* Begin *

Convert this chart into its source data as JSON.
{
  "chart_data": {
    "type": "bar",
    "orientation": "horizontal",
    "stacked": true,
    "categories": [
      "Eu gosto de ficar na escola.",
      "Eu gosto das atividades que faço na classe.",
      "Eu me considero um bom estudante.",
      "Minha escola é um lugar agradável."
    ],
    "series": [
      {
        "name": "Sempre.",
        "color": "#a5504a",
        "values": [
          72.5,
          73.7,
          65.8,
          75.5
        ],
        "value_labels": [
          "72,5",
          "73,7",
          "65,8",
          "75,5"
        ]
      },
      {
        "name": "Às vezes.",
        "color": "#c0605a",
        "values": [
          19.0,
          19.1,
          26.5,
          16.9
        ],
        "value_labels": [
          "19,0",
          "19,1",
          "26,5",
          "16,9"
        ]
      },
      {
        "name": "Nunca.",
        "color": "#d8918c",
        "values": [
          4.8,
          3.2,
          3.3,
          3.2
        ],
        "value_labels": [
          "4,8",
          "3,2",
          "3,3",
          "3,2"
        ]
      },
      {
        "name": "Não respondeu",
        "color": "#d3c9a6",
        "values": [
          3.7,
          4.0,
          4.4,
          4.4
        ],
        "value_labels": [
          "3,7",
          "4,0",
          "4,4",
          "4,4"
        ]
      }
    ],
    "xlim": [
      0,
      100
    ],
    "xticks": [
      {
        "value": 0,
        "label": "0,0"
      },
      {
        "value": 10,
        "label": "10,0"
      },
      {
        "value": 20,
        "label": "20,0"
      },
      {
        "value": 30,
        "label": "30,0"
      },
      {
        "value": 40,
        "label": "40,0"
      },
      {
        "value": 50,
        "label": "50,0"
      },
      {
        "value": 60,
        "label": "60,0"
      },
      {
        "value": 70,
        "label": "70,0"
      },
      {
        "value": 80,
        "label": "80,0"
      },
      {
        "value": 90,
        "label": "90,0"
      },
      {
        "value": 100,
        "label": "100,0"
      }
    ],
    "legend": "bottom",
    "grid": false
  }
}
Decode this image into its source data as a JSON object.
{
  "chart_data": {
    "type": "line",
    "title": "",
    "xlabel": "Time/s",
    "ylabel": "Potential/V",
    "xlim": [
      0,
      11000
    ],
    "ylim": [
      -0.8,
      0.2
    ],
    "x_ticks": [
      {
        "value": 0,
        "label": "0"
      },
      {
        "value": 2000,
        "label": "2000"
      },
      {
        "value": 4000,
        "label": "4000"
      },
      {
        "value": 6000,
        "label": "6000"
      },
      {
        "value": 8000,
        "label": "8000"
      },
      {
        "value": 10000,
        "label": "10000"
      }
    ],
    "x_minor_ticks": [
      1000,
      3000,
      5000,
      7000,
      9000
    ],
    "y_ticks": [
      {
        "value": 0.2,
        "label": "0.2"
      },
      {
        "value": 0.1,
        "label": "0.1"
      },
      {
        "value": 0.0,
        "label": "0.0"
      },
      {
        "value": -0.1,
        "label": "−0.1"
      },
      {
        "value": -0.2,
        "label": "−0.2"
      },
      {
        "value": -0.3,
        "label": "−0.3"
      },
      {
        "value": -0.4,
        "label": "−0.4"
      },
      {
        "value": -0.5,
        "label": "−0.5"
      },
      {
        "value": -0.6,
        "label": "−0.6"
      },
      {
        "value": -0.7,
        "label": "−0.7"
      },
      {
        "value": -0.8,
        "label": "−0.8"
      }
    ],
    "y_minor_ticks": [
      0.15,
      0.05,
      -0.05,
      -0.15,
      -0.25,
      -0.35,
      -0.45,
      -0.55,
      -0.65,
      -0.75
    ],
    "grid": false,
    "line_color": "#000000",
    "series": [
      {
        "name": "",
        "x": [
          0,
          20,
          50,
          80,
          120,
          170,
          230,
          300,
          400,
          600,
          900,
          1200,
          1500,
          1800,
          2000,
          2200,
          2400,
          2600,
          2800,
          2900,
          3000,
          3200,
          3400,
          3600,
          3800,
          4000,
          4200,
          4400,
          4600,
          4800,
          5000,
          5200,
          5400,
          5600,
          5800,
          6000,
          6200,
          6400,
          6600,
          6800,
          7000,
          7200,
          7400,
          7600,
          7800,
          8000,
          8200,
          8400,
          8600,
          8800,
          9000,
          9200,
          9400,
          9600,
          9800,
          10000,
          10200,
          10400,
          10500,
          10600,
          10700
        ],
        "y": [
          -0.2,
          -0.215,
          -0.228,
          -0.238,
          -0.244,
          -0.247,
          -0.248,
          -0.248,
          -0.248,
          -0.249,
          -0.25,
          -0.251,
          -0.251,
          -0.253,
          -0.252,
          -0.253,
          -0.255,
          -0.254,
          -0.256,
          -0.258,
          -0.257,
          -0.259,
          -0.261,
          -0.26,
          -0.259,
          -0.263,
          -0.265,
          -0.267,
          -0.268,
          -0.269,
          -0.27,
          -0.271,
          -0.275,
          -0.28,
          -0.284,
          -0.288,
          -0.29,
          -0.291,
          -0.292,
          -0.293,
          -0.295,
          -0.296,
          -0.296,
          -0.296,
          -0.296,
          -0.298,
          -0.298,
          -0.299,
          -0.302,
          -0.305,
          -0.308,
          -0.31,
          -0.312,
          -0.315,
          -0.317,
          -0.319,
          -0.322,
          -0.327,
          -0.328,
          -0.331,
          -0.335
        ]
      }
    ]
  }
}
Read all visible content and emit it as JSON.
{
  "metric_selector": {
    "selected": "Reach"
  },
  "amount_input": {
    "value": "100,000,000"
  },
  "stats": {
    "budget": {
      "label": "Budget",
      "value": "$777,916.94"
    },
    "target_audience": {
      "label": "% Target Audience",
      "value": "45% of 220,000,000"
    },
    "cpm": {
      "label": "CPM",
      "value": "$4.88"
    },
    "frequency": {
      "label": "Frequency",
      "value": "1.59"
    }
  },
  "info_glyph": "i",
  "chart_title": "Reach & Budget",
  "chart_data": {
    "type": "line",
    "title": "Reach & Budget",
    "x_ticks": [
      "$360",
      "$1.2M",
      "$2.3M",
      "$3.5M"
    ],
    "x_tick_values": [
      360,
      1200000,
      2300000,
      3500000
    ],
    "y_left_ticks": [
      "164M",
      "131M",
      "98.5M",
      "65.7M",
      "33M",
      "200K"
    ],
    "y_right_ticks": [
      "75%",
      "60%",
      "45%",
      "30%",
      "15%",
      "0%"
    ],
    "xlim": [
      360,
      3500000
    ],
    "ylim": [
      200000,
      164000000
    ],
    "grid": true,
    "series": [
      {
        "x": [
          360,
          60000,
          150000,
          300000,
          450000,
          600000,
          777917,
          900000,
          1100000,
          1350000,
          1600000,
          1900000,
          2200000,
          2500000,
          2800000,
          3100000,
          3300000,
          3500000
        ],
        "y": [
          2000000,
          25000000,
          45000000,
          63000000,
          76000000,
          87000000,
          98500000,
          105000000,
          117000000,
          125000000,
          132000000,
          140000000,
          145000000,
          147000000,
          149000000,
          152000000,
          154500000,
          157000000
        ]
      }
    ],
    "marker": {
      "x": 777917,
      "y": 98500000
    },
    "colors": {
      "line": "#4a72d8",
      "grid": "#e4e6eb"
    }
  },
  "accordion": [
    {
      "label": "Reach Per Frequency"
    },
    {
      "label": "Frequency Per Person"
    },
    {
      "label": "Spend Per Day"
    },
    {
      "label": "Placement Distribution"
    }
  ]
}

* End *

TASK INSTRUCTIONS -
Find out how many lines in the listing contain the string "Reach". Give the number alone.

CORRECT OUTPUT -
4